Top of Passage to read

The mean follow-up β2M clearance, Kt/V for β2M, Kt/V for urea, and predialysis serum β2M level were defined for each patient by averaging all available follow-up values. To avoid confounding from different reuse limits for different dialyzer/reprocessing method combinations, summaries of β2M clearances for different dialyzer/reprocessing method combinations were based on averages of predicted β2M clearance levels at each follow-up kinetic modeling session. The predicted β2M clearances were obtained with a multiple-regression analysis of the observed β2M clearances with respect to the type of dialyzer, reuse number, and type of reprocessing method, based on the sessions in which serum β2M levels were measured.
Follow-up Monitoring and Outcomes
The planned duration of follow-up monitoring ranged from 0.8 to 6.6 yr (mean, 4.24 yr), depending on the time of randomization. Because of deaths and transplantation, however, the mean actual follow-up duration was 2.84 yr. Classifications of outcomes were made at the clinical centers and were reviewed by an outcome committee composed of study investigators who were unaware of the treatment assignments (2). The primary outcome variable was ACM. The prespecified main secondary outcomes were (1) the composite of first cardiac hospitalization or ACM, (2) the composite of first infectious hospitalization or ACM, (3) the first decrease in serum albumin levels of ≥15% from baseline levels or ACM, and (4) the rate of all hospitalizations unrelated to vascular access. Additional secondary outcomes that specifically targeted cardiac and infectious events included (1) cardiac death, (2) the composite of first cardiac hospitalization or cardiac death, (3) infectious death, and (4) the composite of first infectious hospitalization or infectious death.
Statistical Analyses
Baseline characteristics are presented as means ± SD or as the proportions of patients in designated subgroups. Comparisons were performed with t tests, ANOVA, or chi-squared tests as appropriate. All reported P values are two-sided, without adjustment for multiple comparisons. All analyses described here were performed with SAS version 8 (SAS Institute Inc., Cary, NC).

Bottom of Passage to read
Top of Information provided

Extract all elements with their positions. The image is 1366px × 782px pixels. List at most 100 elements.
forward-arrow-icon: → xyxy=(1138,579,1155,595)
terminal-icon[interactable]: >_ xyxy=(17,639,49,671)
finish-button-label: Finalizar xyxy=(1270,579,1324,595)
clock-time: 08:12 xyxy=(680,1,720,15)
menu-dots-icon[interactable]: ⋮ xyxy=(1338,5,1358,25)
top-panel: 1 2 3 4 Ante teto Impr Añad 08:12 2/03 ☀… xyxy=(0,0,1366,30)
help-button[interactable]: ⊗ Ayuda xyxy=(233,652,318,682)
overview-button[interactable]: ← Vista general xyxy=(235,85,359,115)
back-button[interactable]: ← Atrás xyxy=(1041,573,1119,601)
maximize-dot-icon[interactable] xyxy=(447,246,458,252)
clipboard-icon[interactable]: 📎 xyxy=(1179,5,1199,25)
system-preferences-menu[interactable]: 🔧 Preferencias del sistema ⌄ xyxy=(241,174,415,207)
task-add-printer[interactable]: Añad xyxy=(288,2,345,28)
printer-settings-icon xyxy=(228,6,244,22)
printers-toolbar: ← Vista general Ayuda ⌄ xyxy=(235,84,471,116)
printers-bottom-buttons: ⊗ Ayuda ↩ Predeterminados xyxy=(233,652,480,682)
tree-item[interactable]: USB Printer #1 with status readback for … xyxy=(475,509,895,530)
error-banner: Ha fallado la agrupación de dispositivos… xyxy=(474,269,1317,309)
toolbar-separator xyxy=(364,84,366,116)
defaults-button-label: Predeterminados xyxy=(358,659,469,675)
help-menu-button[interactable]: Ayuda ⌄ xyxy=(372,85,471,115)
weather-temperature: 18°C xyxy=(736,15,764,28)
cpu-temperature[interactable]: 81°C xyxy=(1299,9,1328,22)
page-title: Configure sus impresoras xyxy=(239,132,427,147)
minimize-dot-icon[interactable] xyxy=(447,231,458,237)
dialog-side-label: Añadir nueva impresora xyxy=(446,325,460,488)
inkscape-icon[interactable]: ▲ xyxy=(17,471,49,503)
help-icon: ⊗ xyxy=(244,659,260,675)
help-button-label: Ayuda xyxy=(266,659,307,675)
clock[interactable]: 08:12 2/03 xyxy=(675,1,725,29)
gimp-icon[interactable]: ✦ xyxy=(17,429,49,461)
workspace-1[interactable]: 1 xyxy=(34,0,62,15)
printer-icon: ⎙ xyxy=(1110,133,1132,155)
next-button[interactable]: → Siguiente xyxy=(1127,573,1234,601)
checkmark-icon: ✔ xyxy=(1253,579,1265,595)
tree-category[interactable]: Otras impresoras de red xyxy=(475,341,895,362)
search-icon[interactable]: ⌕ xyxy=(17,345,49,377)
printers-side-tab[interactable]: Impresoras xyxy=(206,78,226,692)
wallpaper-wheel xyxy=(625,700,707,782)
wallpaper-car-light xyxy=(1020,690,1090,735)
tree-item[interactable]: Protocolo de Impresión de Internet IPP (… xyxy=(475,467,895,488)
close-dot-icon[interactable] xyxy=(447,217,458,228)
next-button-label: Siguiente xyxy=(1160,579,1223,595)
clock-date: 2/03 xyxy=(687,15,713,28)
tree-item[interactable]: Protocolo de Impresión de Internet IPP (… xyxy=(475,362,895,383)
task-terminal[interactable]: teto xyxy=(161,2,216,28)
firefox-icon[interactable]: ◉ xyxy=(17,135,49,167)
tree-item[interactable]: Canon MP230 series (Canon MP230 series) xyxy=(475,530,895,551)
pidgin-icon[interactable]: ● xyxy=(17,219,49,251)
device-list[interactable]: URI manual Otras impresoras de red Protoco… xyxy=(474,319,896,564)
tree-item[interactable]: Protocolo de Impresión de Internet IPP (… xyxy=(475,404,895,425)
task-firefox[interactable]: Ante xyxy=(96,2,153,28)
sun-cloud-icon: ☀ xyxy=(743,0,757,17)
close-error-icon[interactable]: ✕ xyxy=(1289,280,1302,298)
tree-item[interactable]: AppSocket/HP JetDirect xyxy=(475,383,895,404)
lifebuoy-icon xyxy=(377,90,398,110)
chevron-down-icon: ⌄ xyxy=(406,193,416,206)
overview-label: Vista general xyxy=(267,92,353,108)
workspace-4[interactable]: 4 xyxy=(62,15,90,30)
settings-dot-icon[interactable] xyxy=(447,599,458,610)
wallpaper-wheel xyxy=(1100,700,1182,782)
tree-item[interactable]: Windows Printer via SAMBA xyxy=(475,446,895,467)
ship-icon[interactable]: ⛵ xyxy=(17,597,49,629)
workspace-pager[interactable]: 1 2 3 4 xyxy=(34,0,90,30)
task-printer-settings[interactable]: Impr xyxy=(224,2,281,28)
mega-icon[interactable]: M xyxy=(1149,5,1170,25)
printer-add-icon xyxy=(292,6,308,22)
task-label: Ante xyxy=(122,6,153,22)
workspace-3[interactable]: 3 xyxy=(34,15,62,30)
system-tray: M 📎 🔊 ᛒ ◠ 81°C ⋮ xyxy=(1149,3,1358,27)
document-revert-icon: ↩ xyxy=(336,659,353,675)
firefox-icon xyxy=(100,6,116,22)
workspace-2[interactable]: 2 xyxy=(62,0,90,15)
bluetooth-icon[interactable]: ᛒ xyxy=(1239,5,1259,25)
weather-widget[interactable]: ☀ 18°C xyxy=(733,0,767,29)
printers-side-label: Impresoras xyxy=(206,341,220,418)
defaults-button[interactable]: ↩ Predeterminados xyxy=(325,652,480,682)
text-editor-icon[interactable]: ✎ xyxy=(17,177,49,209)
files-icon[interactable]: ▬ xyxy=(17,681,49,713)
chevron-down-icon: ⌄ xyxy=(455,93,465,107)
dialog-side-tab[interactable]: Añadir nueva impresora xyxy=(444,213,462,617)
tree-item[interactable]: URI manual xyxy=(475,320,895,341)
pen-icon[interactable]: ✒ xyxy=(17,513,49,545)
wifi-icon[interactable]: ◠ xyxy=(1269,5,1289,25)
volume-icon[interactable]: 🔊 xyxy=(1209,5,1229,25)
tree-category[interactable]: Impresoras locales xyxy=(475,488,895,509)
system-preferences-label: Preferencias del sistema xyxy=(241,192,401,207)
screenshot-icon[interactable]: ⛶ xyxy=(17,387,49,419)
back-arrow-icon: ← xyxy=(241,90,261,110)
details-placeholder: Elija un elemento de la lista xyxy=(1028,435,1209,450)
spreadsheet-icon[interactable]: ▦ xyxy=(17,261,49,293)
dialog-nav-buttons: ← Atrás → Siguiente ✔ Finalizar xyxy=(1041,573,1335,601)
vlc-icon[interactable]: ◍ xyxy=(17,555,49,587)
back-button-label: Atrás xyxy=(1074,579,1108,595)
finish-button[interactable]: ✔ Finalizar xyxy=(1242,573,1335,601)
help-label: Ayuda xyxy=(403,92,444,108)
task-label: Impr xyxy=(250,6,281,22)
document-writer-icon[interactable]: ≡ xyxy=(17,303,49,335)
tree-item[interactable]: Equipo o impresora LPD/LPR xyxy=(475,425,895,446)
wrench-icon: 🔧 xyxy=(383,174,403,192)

Bottom of Information provided

# What you need to do:
**1.** In the dialysis study methods passage, what was the mean actual follow-up duration?
**2.** Carry on the dialysis study methods passage from its final sentence.

# Set of answers:
**1.** The mean actual follow-up duration was 2.84 years.

**2.**
Primary and Secondary Analyses of Clinical Outcomes
The primary analysis of the effects of the flux interventions on ACM was conducted with a Cox regression (19), stratified according to clinical center and controlling for the seven prespecified baseline factors, i.e., age, gender, race, diabetes mellitus, years on dialysis, serum albumin levels, and comorbidity score (index of coexistent disease score) (20), calculated with the exclusion of diabetes mellitus. The interaction of baseline albumin levels with follow-up time was also included as a covariate, to account for a reduction in the association of baseline albumin levels with mortality rates with follow-up time. Kidney transplantation was treated as a censoring event in the primary analysis. However, in accordance with the intent-to-treat principle, deaths after transfer to centers not participating in the HEMO Study or transfer to alternative dialysis modalities were counted as outcomes and allocated to the patients’ randomized arm. An additional sensitivity analysis was performed to examine the effect of the flux interventions on ACM rates, without censoring at transplantation.
Overdispersed Poisson regression analysis (21) was used to evaluate the effects of the treatment interventions on the non-access-related hospitalization rate, whereas Cox regression analysis was used to test the effects of the interventions on the remaining secondary outcomes. These analyses were also performed by controlling for the same prespecified baseline covariates as in the primary analysis. Kidney transplantation, transfer to a nonparticipating dialysis center, and transfer to an alternative dialysis modality were all considered censoring events in the secondary analyses.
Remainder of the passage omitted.